# [WHAT YOU ARE ASKED TO DO]
Beneath this task is a listing; retype all of it exactly.
● ● ● ●
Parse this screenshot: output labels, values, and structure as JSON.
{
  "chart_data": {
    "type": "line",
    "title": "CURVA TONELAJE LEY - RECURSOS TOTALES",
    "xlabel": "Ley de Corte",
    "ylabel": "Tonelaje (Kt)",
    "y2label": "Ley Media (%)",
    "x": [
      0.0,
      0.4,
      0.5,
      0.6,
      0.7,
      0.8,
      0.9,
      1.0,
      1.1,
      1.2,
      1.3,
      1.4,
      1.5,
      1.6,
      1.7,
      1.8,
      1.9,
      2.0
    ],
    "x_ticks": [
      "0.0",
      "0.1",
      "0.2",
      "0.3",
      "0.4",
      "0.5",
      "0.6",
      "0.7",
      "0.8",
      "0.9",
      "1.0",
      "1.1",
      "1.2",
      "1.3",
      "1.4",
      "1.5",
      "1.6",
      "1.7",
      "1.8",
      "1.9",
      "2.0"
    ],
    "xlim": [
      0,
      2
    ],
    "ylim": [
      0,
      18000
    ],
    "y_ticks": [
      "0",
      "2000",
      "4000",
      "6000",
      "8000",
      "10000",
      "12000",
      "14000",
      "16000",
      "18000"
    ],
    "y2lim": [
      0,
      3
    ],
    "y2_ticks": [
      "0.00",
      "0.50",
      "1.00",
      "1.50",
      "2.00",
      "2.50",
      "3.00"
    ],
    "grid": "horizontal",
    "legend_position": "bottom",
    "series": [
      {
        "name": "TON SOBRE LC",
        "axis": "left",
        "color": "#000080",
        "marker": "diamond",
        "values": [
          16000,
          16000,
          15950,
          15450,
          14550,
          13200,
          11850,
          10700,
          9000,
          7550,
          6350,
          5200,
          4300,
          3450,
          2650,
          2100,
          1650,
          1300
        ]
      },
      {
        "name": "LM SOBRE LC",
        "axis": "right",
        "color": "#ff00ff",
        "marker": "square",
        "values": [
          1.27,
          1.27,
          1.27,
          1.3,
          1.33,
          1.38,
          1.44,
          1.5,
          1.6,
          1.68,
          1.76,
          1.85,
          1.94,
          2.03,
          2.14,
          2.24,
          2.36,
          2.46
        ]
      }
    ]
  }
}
● ● ● ●
# [TASK RESULT]
Parse this screenshot: output labels, values, and structure as JSON.
{
  "chart_data": {
    "type": "line",
    "title": "CURVA TONELAJE LEY - RECURSOS TOTALES",
    "xlabel": "Ley de Corte",
    "ylabel": "Tonelaje (Kt)",
    "y2label": "Ley Media (%)",
    "x": [
      0.0,
      0.4,
      0.5,
      0.6,
      0.7,
      0.8,
      0.9,
      1.0,
      1.1,
      1.2,
      1.3,
      1.4,
      1.5,
      1.6,
      1.7,
      1.8,
      1.9,
      2.0
    ],
    "x_ticks": [
      "0.0",
      "0.1",
      "0.2",
      "0.3",
      "0.4",
      "0.5",
      "0.6",
      "0.7",
      "0.8",
      "0.9",
      "1.0",
      "1.1",
      "1.2",
      "1.3",
      "1.4",
      "1.5",
      "1.6",
      "1.7",
      "1.8",
      "1.9",
      "2.0"
    ],
    "xlim": [
      0,
      2
    ],
    "ylim": [
      0,
      18000
    ],
    "y_ticks": [
      "0",
      "2000",
      "4000",
      "6000",
      "8000",
      "10000",
      "12000",
      "14000",
      "16000",
      "18000"
    ],
    "y2lim": [
      0,
      3
    ],
    "y2_ticks": [
      "0.00",
      "0.50",
      "1.00",
      "1.50",
      "2.00",
      "2.50",
      "3.00"
    ],
    "grid": "horizontal",
    "legend_position": "bottom",
    "series": [
      {
        "name": "TON SOBRE LC",
        "axis": "left",
        "color": "#000080",
        "marker": "diamond",
        "values": [
          16000,
          16000,
          15950,
          15450,
          14550,
          13200,
          11850,
          10700,
          9000,
          7550,
          6350,
          5200,
          4300,
          3450,
          2650,
          2100,
          1650,
          1300
        ]
      },
      {
        "name": "LM SOBRE LC",
        "axis": "right",
        "color": "#ff00ff",
        "marker": "square",
        "values": [
          1.27,
          1.27,
          1.27,
          1.3,
          1.33,
          1.38,
          1.44,
          1.5,
          1.6,
          1.68,
          1.76,
          1.85,
          1.94,
          2.03,
          2.14,
          2.24,
          2.36,
          2.46
        ]
      }
    ]
  }
}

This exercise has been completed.